● **EXERCISE**
Go through the material below and copy all lines with "name".

***** INPUT FOR THIS TASK

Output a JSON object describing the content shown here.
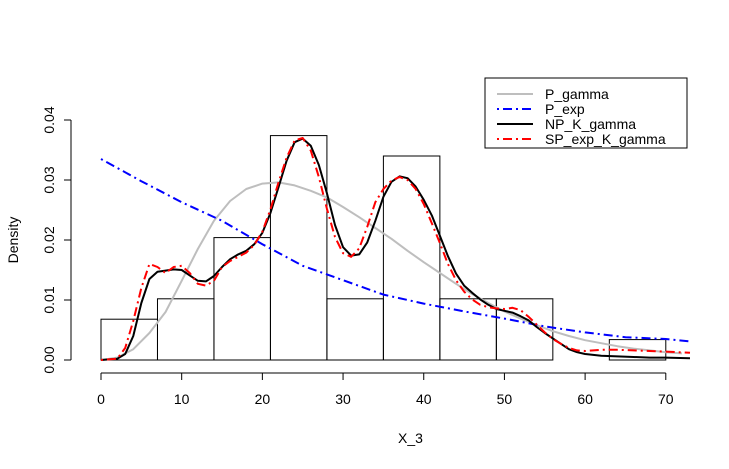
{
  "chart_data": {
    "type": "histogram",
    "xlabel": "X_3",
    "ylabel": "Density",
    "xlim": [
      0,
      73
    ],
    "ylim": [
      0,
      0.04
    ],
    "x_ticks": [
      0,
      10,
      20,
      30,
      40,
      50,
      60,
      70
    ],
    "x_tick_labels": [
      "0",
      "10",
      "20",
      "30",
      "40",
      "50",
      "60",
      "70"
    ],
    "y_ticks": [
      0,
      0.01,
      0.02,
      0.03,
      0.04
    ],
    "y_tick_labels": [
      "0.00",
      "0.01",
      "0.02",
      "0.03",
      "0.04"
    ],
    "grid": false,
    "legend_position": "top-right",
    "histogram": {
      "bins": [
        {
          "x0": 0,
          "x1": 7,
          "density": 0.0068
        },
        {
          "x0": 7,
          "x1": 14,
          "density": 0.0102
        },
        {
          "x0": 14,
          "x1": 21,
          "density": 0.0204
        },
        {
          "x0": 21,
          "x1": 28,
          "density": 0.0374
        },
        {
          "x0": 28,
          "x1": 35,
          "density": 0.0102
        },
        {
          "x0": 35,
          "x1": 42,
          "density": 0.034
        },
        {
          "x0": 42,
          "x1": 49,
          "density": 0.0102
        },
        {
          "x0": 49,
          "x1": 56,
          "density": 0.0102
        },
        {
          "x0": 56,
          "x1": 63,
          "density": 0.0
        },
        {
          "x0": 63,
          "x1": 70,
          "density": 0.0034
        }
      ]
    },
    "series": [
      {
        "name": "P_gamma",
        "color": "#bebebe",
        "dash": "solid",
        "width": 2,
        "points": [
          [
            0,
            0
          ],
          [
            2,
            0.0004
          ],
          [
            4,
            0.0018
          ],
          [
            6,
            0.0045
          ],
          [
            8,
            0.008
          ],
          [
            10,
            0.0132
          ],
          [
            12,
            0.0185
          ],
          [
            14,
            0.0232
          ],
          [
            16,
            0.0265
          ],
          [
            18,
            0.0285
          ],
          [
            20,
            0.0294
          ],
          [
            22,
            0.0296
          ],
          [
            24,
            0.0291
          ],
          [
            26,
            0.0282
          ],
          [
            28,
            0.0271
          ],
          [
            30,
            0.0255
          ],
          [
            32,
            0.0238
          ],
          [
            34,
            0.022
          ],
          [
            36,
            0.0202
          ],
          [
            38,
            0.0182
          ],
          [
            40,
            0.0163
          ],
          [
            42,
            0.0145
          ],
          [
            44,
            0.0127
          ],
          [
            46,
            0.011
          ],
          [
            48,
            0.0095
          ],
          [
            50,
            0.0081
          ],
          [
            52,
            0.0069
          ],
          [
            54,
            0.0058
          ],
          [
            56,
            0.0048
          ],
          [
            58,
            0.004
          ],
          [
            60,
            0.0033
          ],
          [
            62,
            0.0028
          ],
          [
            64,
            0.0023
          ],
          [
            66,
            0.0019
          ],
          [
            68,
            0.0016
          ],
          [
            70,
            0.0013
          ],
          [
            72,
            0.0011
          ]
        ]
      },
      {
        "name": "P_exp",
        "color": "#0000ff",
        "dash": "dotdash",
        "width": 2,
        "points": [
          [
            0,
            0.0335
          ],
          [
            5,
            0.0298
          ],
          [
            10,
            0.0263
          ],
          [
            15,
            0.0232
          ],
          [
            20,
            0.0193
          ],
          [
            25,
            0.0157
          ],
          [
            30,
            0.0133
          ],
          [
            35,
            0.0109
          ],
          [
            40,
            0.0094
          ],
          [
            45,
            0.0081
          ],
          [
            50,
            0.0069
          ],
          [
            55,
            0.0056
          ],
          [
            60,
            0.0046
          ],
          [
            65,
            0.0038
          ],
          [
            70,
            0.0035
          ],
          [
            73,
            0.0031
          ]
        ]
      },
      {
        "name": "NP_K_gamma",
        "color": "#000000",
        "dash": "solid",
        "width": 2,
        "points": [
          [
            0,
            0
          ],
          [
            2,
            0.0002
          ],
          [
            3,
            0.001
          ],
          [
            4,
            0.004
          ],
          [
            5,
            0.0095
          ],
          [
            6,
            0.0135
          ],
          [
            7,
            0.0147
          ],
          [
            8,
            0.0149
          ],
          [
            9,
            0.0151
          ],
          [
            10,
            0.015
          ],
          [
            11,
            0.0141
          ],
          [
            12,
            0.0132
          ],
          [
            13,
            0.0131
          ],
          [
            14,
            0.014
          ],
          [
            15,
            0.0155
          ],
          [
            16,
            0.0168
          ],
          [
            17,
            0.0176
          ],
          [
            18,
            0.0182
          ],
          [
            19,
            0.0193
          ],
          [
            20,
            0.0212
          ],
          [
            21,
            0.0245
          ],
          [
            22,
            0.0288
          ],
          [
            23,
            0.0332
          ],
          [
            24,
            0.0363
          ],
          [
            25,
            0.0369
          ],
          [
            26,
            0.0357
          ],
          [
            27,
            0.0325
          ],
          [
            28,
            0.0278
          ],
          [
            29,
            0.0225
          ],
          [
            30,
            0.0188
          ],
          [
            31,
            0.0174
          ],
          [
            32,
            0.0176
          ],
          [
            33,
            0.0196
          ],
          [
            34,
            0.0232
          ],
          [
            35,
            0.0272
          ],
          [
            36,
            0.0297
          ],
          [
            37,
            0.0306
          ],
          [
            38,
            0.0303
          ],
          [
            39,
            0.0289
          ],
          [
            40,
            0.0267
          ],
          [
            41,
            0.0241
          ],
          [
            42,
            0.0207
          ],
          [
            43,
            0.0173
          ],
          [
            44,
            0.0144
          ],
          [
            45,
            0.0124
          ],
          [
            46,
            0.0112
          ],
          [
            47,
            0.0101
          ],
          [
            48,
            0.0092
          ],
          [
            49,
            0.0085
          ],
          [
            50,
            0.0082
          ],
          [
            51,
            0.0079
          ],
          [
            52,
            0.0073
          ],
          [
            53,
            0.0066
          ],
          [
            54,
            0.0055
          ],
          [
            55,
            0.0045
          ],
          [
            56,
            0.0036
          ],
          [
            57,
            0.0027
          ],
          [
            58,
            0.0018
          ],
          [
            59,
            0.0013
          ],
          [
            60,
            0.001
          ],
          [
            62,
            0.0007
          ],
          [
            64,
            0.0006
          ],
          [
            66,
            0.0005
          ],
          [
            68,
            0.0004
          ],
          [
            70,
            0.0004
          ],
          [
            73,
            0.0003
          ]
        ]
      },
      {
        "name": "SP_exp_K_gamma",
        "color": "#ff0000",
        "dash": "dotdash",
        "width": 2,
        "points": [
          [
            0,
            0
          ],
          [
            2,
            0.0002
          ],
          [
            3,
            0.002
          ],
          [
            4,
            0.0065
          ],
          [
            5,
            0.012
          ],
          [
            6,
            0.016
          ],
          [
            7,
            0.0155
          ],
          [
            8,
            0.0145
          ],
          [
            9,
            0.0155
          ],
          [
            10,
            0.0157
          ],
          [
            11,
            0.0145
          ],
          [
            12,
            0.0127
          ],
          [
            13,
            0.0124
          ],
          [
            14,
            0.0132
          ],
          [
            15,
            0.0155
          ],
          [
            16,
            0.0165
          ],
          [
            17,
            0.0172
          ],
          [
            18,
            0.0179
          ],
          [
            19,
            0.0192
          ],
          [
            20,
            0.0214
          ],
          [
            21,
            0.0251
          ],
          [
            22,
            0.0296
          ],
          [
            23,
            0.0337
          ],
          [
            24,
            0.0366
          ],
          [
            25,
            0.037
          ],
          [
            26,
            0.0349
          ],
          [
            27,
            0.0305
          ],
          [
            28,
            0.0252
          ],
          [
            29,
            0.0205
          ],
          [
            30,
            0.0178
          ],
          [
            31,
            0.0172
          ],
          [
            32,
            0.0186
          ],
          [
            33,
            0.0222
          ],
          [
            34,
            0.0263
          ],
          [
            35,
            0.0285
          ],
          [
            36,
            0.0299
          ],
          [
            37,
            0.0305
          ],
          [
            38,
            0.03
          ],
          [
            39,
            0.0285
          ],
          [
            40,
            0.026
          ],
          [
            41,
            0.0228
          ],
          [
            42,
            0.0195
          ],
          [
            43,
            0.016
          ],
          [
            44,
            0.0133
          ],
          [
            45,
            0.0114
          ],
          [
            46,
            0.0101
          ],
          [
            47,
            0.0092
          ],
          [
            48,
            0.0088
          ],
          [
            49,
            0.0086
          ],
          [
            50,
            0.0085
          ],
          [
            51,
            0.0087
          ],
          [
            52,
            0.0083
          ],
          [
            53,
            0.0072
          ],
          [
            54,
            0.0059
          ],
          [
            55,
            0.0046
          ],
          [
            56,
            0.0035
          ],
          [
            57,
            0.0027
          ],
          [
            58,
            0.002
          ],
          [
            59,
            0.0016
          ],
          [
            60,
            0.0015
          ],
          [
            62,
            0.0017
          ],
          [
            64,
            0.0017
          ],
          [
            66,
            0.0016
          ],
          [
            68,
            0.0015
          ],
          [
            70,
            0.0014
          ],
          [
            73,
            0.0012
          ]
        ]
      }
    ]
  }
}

**********

● **CORRECT ANSWER**
        "name": "P_gamma",
        "name": "P_exp",
        "name": "NP_K_gamma",
        "name": "SP_exp_K_gamma",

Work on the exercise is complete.